__Exercise description__: Output each entry below as it stands, leaving out every picture.

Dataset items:
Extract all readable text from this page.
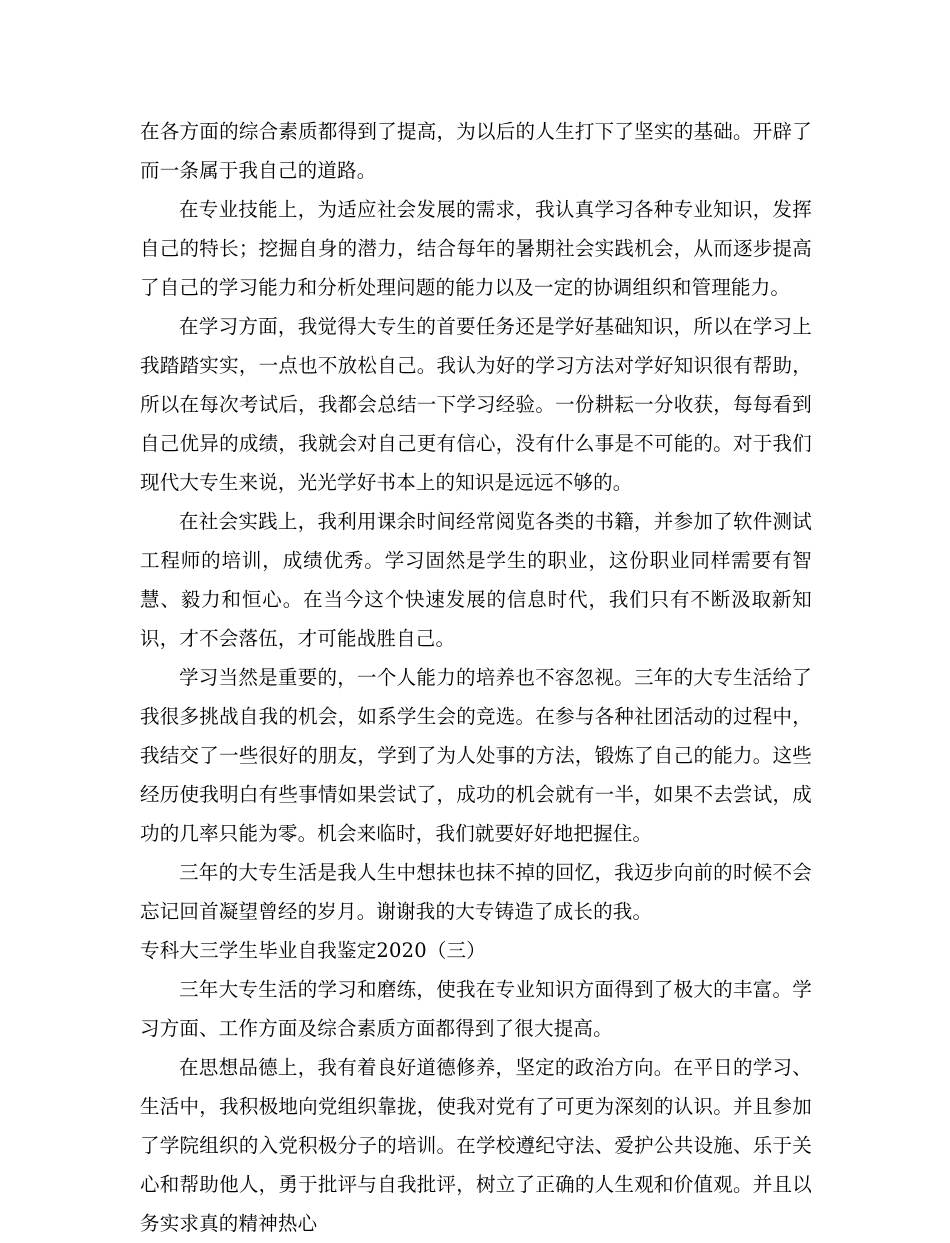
在各方面的综合素质都得到了提高，为以后的人生打下了坚实的基础。开辟了而一条属于我自己的道路。

在专业技能上，为适应社会发展的需求，我认真学习各种专业知识，发挥自己的特长；挖掘自身的潜力，结合每年的暑期社会实践机会，从而逐步提高了自己的学习能力和分析处理问题的能力以及一定的协调组织和管理能力。

在学习方面，我觉得大专生的首要任务还是学好基础知识，所以在学习上我踏踏实实，一点也不放松自己。我认为好的学习方法对学好知识很有帮助，所以在每次考试后，我都会总结一下学习经验。一份耕耘一分收获，每每看到自己优异的成绩，我就会对自己更有信心，没有什么事是不可能的。对于我们现代大专生来说，光光学好书本上的知识是远远不够的。

在社会实践上，我利用课余时间经常阅览各类的书籍，并参加了软件测试工程师的培训，成绩优秀。学习固然是学生的职业，这份职业同样需要有智慧、毅力和恒心。在当今这个快速发展的信息时代，我们只有不断汲取新知识，才不会落伍，才可能战胜自己。

学习当然是重要的，一个人能力的培养也不容忽视。三年的大专生活给了我很多挑战自我的机会，如系学生会的竞选。在参与各种社团活动的过程中，我结交了一些很好的朋友，学到了为人处事的方法，锻炼了自己的能力。这些经历使我明白有些事情如果尝试了，成功的机会就有一半，如果不去尝试，成功的几率只能为零。机会来临时，我们就要好好地把握住。

三年的大专生活是我人生中想抹也抹不掉的回忆，我迈步向前的时候不会忘记回首凝望曾经的岁月。谢谢我的大专铸造了成长的我。

专科大三学生毕业自我鉴定2020（三）

三年大专生活的学习和磨练，使我在专业知识方面得到了极大的丰富。学习方面、工作方面及综合素质方面都得到了很大提高。

在思想品德上，我有着良好道德修养，坚定的政治方向。在平日的学习、生活中，我积极地向党组织靠拢，使我对党有了可更为深刻的认识。并且参加了学院组织的入党积极分子的培训。在学校遵纪守法、爱护公共设施、乐于关心和帮助他人，勇于批评与自我批评，树立了正确的人生观和价值观。并且以务实求真的精神热心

__The solution__:
Extract all readable text from this page.
在各方面的综合素质都得到了提高，为以后的人生打下了坚实的基础。开辟了而一条属于我自己的道路。

在专业技能上，为适应社会发展的需求，我认真学习各种专业知识，发挥自己的特长；挖掘自身的潜力，结合每年的暑期社会实践机会，从而逐步提高了自己的学习能力和分析处理问题的能力以及一定的协调组织和管理能力。

在学习方面，我觉得大专生的首要任务还是学好基础知识，所以在学习上我踏踏实实，一点也不放松自己。我认为好的学习方法对学好知识很有帮助，所以在每次考试后，我都会总结一下学习经验。一份耕耘一分收获，每每看到自己优异的成绩，我就会对自己更有信心，没有什么事是不可能的。对于我们现代大专生来说，光光学好书本上的知识是远远不够的。

在社会实践上，我利用课余时间经常阅览各类的书籍，并参加了软件测试工程师的培训，成绩优秀。学习固然是学生的职业，这份职业同样需要有智慧、毅力和恒心。在当今这个快速发展的信息时代，我们只有不断汲取新知识，才不会落伍，才可能战胜自己。

学习当然是重要的，一个人能力的培养也不容忽视。三年的大专生活给了我很多挑战自我的机会，如系学生会的竞选。在参与各种社团活动的过程中，我结交了一些很好的朋友，学到了为人处事的方法，锻炼了自己的能力。这些经历使我明白有些事情如果尝试了，成功的机会就有一半，如果不去尝试，成功的几率只能为零。机会来临时，我们就要好好地把握住。

三年的大专生活是我人生中想抹也抹不掉的回忆，我迈步向前的时候不会忘记回首凝望曾经的岁月。谢谢我的大专铸造了成长的我。

专科大三学生毕业自我鉴定2020（三）

三年大专生活的学习和磨练，使我在专业知识方面得到了极大的丰富。学习方面、工作方面及综合素质方面都得到了很大提高。

在思想品德上，我有着良好道德修养，坚定的政治方向。在平日的学习、生活中，我积极地向党组织靠拢，使我对党有了可更为深刻的认识。并且参加了学院组织的入党积极分子的培训。在学校遵纪守法、爱护公共设施、乐于关心和帮助他人，勇于批评与自我批评，树立了正确的人生观和价值观。并且以务实求真的精神热心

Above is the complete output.